— START —
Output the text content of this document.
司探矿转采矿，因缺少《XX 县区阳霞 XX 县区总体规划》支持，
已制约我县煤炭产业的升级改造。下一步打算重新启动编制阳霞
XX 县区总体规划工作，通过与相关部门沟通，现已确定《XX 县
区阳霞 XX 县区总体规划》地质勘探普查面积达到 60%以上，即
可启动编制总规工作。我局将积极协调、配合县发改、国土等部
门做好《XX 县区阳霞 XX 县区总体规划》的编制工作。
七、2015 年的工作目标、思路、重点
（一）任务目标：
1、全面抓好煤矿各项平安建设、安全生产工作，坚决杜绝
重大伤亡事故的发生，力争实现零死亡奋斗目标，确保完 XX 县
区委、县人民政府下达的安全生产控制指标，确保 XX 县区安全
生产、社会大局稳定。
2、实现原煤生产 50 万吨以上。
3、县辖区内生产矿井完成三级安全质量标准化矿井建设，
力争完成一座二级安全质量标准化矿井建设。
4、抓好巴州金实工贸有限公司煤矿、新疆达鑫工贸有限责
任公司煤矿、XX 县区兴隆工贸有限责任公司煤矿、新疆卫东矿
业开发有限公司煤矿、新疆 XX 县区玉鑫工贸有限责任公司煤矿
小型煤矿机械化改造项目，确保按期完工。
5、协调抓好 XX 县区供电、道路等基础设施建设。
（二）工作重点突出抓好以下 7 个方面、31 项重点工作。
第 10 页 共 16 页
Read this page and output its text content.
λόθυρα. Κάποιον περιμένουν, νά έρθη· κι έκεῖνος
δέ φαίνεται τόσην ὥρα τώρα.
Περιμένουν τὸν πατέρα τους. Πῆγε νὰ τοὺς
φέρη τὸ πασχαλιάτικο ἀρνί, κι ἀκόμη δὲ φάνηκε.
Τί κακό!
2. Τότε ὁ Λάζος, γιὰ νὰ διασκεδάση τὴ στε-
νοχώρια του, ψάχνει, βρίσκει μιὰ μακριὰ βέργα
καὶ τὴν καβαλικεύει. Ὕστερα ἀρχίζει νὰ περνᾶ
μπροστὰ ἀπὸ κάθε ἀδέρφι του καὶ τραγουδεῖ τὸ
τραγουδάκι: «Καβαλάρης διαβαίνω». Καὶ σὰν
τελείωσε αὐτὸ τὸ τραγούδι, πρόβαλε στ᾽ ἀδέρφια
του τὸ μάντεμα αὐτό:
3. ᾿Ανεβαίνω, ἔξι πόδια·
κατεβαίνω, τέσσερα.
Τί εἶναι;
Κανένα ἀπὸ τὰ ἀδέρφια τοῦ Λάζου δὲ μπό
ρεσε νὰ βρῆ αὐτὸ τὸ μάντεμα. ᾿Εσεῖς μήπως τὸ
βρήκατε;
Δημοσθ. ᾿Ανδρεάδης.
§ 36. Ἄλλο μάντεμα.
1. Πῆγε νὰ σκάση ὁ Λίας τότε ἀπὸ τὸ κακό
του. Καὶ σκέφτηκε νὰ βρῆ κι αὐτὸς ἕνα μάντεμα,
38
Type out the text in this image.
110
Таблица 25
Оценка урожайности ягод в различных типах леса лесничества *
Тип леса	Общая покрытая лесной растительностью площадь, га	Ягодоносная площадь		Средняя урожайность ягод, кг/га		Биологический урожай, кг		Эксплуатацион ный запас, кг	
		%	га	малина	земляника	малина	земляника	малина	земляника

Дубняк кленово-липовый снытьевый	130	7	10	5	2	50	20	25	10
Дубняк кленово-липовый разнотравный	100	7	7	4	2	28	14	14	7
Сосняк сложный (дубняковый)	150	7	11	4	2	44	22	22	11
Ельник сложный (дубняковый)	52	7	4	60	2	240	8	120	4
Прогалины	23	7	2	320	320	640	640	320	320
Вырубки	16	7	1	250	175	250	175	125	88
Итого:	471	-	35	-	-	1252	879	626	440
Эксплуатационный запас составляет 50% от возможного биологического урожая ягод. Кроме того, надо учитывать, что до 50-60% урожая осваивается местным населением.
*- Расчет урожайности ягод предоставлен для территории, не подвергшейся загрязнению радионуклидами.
— END —
Select every line of the records holding the string "липовый".

FULL RESPONSE:
Дубняк кленово-липовый снытьевый	130	7	10	5	2	50	20	25	10
Дубняк кленово-липовый разнотравный	100	7	7	4	2	28	14	14	7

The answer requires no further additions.